*Problem to work on*
Reproduce the records below in their entirety, character for character.

[Records from a collection]
[START]

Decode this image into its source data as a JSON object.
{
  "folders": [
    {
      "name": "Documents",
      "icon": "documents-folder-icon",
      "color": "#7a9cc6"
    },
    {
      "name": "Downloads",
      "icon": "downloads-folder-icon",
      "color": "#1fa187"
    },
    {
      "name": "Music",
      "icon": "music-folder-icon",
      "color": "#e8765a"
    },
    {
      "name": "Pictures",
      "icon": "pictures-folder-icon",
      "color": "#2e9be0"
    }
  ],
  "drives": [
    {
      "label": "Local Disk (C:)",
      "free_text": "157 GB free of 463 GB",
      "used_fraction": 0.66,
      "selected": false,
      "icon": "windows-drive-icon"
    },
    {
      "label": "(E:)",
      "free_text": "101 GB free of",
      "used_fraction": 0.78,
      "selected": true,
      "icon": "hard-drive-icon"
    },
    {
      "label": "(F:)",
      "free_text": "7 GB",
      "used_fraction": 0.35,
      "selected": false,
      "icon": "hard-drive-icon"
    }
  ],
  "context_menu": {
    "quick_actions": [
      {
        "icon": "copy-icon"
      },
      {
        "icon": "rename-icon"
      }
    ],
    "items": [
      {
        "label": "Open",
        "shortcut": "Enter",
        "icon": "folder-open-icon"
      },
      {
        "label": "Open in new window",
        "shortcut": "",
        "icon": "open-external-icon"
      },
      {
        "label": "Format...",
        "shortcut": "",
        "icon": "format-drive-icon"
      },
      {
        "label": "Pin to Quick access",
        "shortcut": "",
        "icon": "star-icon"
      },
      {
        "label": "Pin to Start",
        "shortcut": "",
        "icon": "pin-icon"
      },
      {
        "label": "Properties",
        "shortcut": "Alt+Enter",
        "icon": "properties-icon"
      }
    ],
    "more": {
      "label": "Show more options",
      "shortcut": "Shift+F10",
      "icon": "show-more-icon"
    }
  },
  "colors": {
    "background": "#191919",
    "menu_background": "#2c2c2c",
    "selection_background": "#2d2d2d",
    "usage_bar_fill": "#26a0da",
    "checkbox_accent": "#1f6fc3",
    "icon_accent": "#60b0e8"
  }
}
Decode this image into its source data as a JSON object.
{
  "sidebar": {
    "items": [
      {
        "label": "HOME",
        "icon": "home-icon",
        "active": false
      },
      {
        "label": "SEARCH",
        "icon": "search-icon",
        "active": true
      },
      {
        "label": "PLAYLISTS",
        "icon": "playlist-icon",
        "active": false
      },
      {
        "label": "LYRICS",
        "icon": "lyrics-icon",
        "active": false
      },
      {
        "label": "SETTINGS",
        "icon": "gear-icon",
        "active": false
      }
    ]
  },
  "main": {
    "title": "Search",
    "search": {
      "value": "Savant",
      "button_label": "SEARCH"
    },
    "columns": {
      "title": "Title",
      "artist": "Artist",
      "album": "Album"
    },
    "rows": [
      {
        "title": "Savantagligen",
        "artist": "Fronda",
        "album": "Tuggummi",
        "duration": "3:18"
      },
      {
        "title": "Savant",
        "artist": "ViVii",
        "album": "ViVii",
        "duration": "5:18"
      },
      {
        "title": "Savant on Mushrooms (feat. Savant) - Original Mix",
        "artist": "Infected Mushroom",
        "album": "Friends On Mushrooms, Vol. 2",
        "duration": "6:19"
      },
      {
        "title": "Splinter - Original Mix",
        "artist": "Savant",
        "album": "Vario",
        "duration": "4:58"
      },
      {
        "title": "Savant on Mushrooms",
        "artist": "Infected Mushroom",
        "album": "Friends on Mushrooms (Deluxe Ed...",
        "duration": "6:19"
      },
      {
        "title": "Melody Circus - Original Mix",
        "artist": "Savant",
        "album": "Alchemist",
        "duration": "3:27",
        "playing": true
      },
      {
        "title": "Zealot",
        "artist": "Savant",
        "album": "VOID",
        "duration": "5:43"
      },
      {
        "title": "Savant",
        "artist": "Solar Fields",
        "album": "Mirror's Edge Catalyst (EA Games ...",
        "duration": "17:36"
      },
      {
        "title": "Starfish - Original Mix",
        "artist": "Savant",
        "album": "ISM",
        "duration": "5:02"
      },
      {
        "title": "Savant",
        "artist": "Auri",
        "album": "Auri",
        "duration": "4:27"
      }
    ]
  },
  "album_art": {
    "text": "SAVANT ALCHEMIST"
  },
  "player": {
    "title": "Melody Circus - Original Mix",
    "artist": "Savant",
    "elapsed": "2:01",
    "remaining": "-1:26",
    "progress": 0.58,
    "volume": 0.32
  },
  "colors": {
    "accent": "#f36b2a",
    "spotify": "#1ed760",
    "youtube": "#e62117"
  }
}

[END]

*Task solution*
Decode this image into its source data as a JSON object.
{
  "folders": [
    {
      "name": "Documents",
      "icon": "documents-folder-icon",
      "color": "#7a9cc6"
    },
    {
      "name": "Downloads",
      "icon": "downloads-folder-icon",
      "color": "#1fa187"
    },
    {
      "name": "Music",
      "icon": "music-folder-icon",
      "color": "#e8765a"
    },
    {
      "name": "Pictures",
      "icon": "pictures-folder-icon",
      "color": "#2e9be0"
    }
  ],
  "drives": [
    {
      "label": "Local Disk (C:)",
      "free_text": "157 GB free of 463 GB",
      "used_fraction": 0.66,
      "selected": false,
      "icon": "windows-drive-icon"
    },
    {
      "label": "(E:)",
      "free_text": "101 GB free of",
      "used_fraction": 0.78,
      "selected": true,
      "icon": "hard-drive-icon"
    },
    {
      "label": "(F:)",
      "free_text": "7 GB",
      "used_fraction": 0.35,
      "selected": false,
      "icon": "hard-drive-icon"
    }
  ],
  "context_menu": {
    "quick_actions": [
      {
        "icon": "copy-icon"
      },
      {
        "icon": "rename-icon"
      }
    ],
    "items": [
      {
        "label": "Open",
        "shortcut": "Enter",
        "icon": "folder-open-icon"
      },
      {
        "label": "Open in new window",
        "shortcut": "",
        "icon": "open-external-icon"
      },
      {
        "label": "Format...",
        "shortcut": "",
        "icon": "format-drive-icon"
      },
      {
        "label": "Pin to Quick access",
        "shortcut": "",
        "icon": "star-icon"
      },
      {
        "label": "Pin to Start",
        "shortcut": "",
        "icon": "pin-icon"
      },
      {
        "label": "Properties",
        "shortcut": "Alt+Enter",
        "icon": "properties-icon"
      }
    ],
    "more": {
      "label": "Show more options",
      "shortcut": "Shift+F10",
      "icon": "show-more-icon"
    }
  },
  "colors": {
    "background": "#191919",
    "menu_background": "#2c2c2c",
    "selection_background": "#2d2d2d",
    "usage_bar_fill": "#26a0da",
    "checkbox_accent": "#1f6fc3",
    "icon_accent": "#60b0e8"
  }
}
Decode this image into its source data as a JSON object.
{
  "sidebar": {
    "items": [
      {
        "label": "HOME",
        "icon": "home-icon",
        "active": false
      },
      {
        "label": "SEARCH",
        "icon": "search-icon",
        "active": true
      },
      {
        "label": "PLAYLISTS",
        "icon": "playlist-icon",
        "active": false
      },
      {
        "label": "LYRICS",
        "icon": "lyrics-icon",
        "active": false
      },
      {
        "label": "SETTINGS",
        "icon": "gear-icon",
        "active": false
      }
    ]
  },
  "main": {
    "title": "Search",
    "search": {
      "value": "Savant",
      "button_label": "SEARCH"
    },
    "columns": {
      "title": "Title",
      "artist": "Artist",
      "album": "Album"
    },
    "rows": [
      {
        "title": "Savantagligen",
        "artist": "Fronda",
        "album": "Tuggummi",
        "duration": "3:18"
      },
      {
        "title": "Savant",
        "artist": "ViVii",
        "album": "ViVii",
        "duration": "5:18"
      },
      {
        "title": "Savant on Mushrooms (feat. Savant) - Original Mix",
        "artist": "Infected Mushroom",
        "album": "Friends On Mushrooms, Vol. 2",
        "duration": "6:19"
      },
      {
        "title": "Splinter - Original Mix",
        "artist": "Savant",
        "album": "Vario",
        "duration": "4:58"
      },
      {
        "title": "Savant on Mushrooms",
        "artist": "Infected Mushroom",
        "album": "Friends on Mushrooms (Deluxe Ed...",
        "duration": "6:19"
      },
      {
        "title": "Melody Circus - Original Mix",
        "artist": "Savant",
        "album": "Alchemist",
        "duration": "3:27",
        "playing": true
      },
      {
        "title": "Zealot",
        "artist": "Savant",
        "album": "VOID",
        "duration": "5:43"
      },
      {
        "title": "Savant",
        "artist": "Solar Fields",
        "album": "Mirror's Edge Catalyst (EA Games ...",
        "duration": "17:36"
      },
      {
        "title": "Starfish - Original Mix",
        "artist": "Savant",
        "album": "ISM",
        "duration": "5:02"
      },
      {
        "title": "Savant",
        "artist": "Auri",
        "album": "Auri",
        "duration": "4:27"
      }
    ]
  },
  "album_art": {
    "text": "SAVANT ALCHEMIST"
  },
  "player": {
    "title": "Melody Circus - Original Mix",
    "artist": "Savant",
    "elapsed": "2:01",
    "remaining": "-1:26",
    "progress": 0.58,
    "volume": 0.32
  },
  "colors": {
    "accent": "#f36b2a",
    "spotify": "#1ed760",
    "youtube": "#e62117"
  }
}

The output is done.